GIVEN INFORMATION:

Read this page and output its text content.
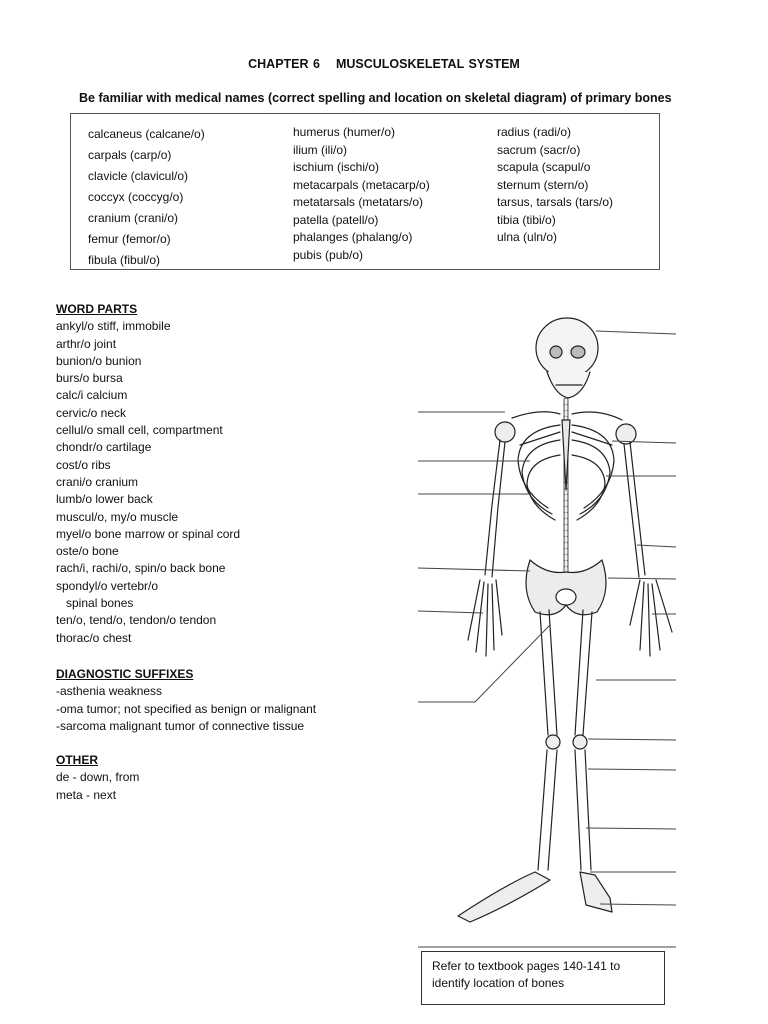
CHAPTER 6 MUSCULOSKELETAL SYSTEM
Be familiar with medical names (correct spelling and location on skeletal diagram) of primary bones
calcaneus (calcane/o)
carpals (carp/o)
clavicle (clavicul/o)
coccyx (coccyg/o)
cranium (crani/o)
femur (femor/o)
fibula (fibul/o)
humerus (humer/o)
ilium (ili/o)
ischium (ischi/o)
metacarpals (metacarp/o)
metatarsals (metatars/o)
patella (patell/o)
phalanges (phalang/o)
pubis (pub/o)
radius (radi/o)
sacrum (sacr/o)
scapula (scapul/o
sternum (stern/o)
tarsus, tarsals (tars/o)
tibia (tibi/o)
ulna (uln/o)
WORD PARTS
ankyl/o stiff, immobile
arthr/o joint
bunion/o bunion
burs/o bursa
calc/i calcium
cervic/o neck
cellul/o small cell, compartment
chondr/o cartilage
cost/o ribs
crani/o cranium
lumb/o lower back
muscul/o, my/o muscle
myel/o bone marrow or spinal cord
oste/o bone
rach/i, rachi/o, spin/o back bone
spondyl/o vertebr/o
spinal bones
ten/o, tend/o, tendon/o tendon
thorac/o chest
DIAGNOSTIC SUFFIXES
-asthenia weakness
-oma tumor; not specified as benign or malignant
-sarcoma malignant tumor of connective tissue
OTHER
de - down, from
meta - next
Refer to textbook pages 140-141 to identify location of bones
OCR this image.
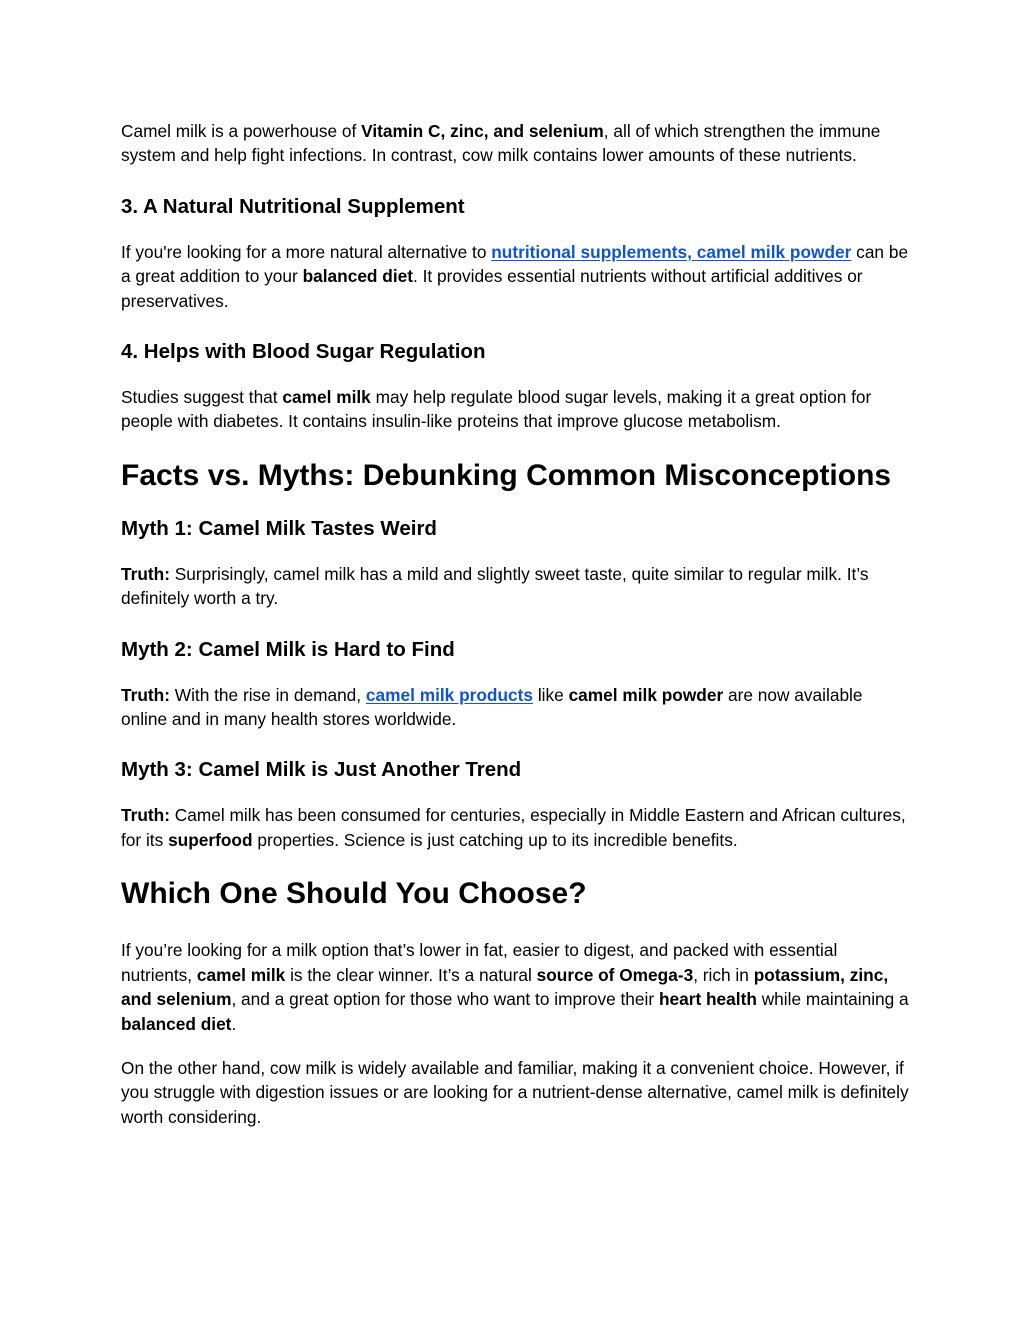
Camel milk is a powerhouse of Vitamin C, zinc, and selenium, all of which strengthen the immune system and help fight infections. In contrast, cow milk contains lower amounts of these nutrients.

3. A Natural Nutritional Supplement

If you're looking for a more natural alternative to nutritional supplements, camel milk powder can be a great addition to your balanced diet. It provides essential nutrients without artificial additives or preservatives.

4. Helps with Blood Sugar Regulation

Studies suggest that camel milk may help regulate blood sugar levels, making it a great option for people with diabetes. It contains insulin-like proteins that improve glucose metabolism.

Facts vs. Myths: Debunking Common Misconceptions
Myth 1: Camel Milk Tastes Weird

Truth: Surprisingly, camel milk has a mild and slightly sweet taste, quite similar to regular milk. It’s definitely worth a try.

Myth 2: Camel Milk is Hard to Find

Truth: With the rise in demand, camel milk products like camel milk powder are now available online and in many health stores worldwide.

Myth 3: Camel Milk is Just Another Trend

Truth: Camel milk has been consumed for centuries, especially in Middle Eastern and African cultures, for its superfood properties. Science is just catching up to its incredible benefits.

Which One Should You Choose?

If you’re looking for a milk option that’s lower in fat, easier to digest, and packed with essential nutrients, camel milk is the clear winner. It’s a natural source of Omega-3, rich in potassium, zinc, and selenium, and a great option for those who want to improve their heart health while maintaining a balanced diet.

On the other hand, cow milk is widely available and familiar, making it a convenient choice. However, if you struggle with digestion issues or are looking for a nutrient-dense alternative, camel milk is definitely worth considering.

EXERCISE BRIEF: Your answer must be an exact transcription of the records above, minus the pictures.

WORKED SOLUTION:
Read this page and output its text content.
CHAPTER 6 MUSCULOSKELETAL SYSTEM
Be familiar with medical names (correct spelling and location on skeletal diagram) of primary bones
calcaneus (calcane/o)
carpals (carp/o)
clavicle (clavicul/o)
coccyx (coccyg/o)
cranium (crani/o)
femur (femor/o)
fibula (fibul/o)
humerus (humer/o)
ilium (ili/o)
ischium (ischi/o)
metacarpals (metacarp/o)
metatarsals (metatars/o)
patella (patell/o)
phalanges (phalang/o)
pubis (pub/o)
radius (radi/o)
sacrum (sacr/o)
scapula (scapul/o
sternum (stern/o)
tarsus, tarsals (tars/o)
tibia (tibi/o)
ulna (uln/o)
WORD PARTS
ankyl/o stiff, immobile
arthr/o joint
bunion/o bunion
burs/o bursa
calc/i calcium
cervic/o neck
cellul/o small cell, compartment
chondr/o cartilage
cost/o ribs
crani/o cranium
lumb/o lower back
muscul/o, my/o muscle
myel/o bone marrow or spinal cord
oste/o bone
rach/i, rachi/o, spin/o back bone
spondyl/o vertebr/o
spinal bones
ten/o, tend/o, tendon/o tendon
thorac/o chest
DIAGNOSTIC SUFFIXES
-asthenia weakness
-oma tumor; not specified as benign or malignant
-sarcoma malignant tumor of connective tissue
OTHER
de - down, from
meta - next
Refer to textbook pages 140-141 to identify location of bones
OCR this image.
Camel milk is a powerhouse of Vitamin C, zinc, and selenium, all of which strengthen the immune system and help fight infections. In contrast, cow milk contains lower amounts of these nutrients.

3. A Natural Nutritional Supplement

If you're looking for a more natural alternative to nutritional supplements, camel milk powder can be a great addition to your balanced diet. It provides essential nutrients without artificial additives or preservatives.

4. Helps with Blood Sugar Regulation

Studies suggest that camel milk may help regulate blood sugar levels, making it a great option for people with diabetes. It contains insulin-like proteins that improve glucose metabolism.

Facts vs. Myths: Debunking Common Misconceptions
Myth 1: Camel Milk Tastes Weird

Truth: Surprisingly, camel milk has a mild and slightly sweet taste, quite similar to regular milk. It’s definitely worth a try.

Myth 2: Camel Milk is Hard to Find

Truth: With the rise in demand, camel milk products like camel milk powder are now available online and in many health stores worldwide.

Myth 3: Camel Milk is Just Another Trend

Truth: Camel milk has been consumed for centuries, especially in Middle Eastern and African cultures, for its superfood properties. Science is just catching up to its incredible benefits.

Which One Should You Choose?

If you’re looking for a milk option that’s lower in fat, easier to digest, and packed with essential nutrients, camel milk is the clear winner. It’s a natural source of Omega-3, rich in potassium, zinc, and selenium, and a great option for those who want to improve their heart health while maintaining a balanced diet.

On the other hand, cow milk is widely available and familiar, making it a convenient choice. However, if you struggle with digestion issues or are looking for a nutrient-dense alternative, camel milk is definitely worth considering.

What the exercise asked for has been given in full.